What to do.
Copy each line in which the string "content" occurs.

Stored rows.

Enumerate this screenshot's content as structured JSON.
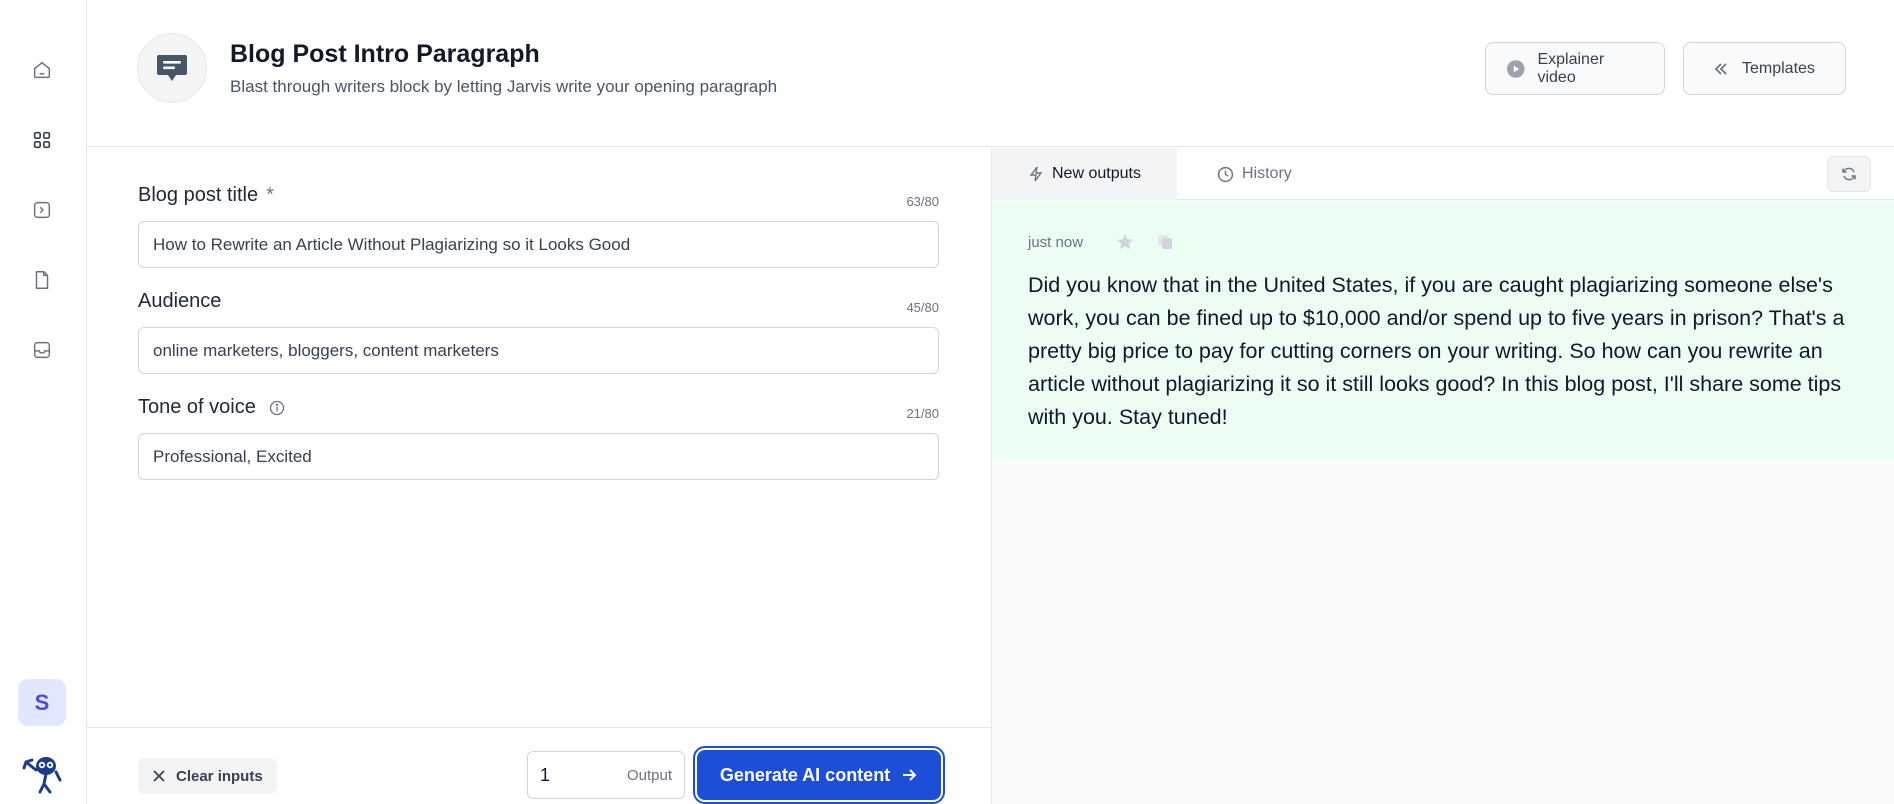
{
  "sidebar": {
    "items": [
      {
        "name": "home"
      },
      {
        "name": "templates"
      },
      {
        "name": "commands"
      },
      {
        "name": "documents"
      },
      {
        "name": "inbox"
      }
    ],
    "avatar_initial": "S"
  },
  "header": {
    "title": "Blog Post Intro Paragraph",
    "subtitle": "Blast through writers block by letting Jarvis write your opening paragraph",
    "explainer_label": "Explainer video",
    "templates_label": "Templates"
  },
  "form": {
    "fields": [
      {
        "label": "Blog post title",
        "required_mark": "*",
        "counter": "63/80",
        "value": "How to Rewrite an Article Without Plagiarizing so it Looks Good"
      },
      {
        "label": "Audience",
        "counter": "45/80",
        "value": "online marketers, bloggers, content marketers"
      },
      {
        "label": "Tone of voice",
        "counter": "21/80",
        "value": "Professional, Excited"
      }
    ]
  },
  "bottom": {
    "clear_label": "Clear inputs",
    "output_count": "1",
    "output_label": "Output",
    "generate_label": "Generate AI content"
  },
  "outputs": {
    "tabs": [
      {
        "label": "New outputs",
        "active": true
      },
      {
        "label": "History",
        "active": false
      }
    ],
    "items": [
      {
        "timestamp": "just now",
        "text": "Did you know that in the United States, if you are caught plagiarizing someone else's work, you can be fined up to $10,000 and/or spend up to five years in prison? That's a pretty big price to pay for cutting corners on your writing. So how can you rewrite an article without plagiarizing it so it still looks good? In this blog post, I'll share some tips with you. Stay tuned!"
      }
    ]
  },
  "colors": {
    "accent": "#1d4ed8",
    "output_bg": "#ecfdf3",
    "avatar_bg": "#e0e7ff"
  }
}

Finished task.
Enumerate this screenshot's content as structured JSON.
        "value": "online marketers, bloggers, content marketers"
    "generate_label": "Generate AI content"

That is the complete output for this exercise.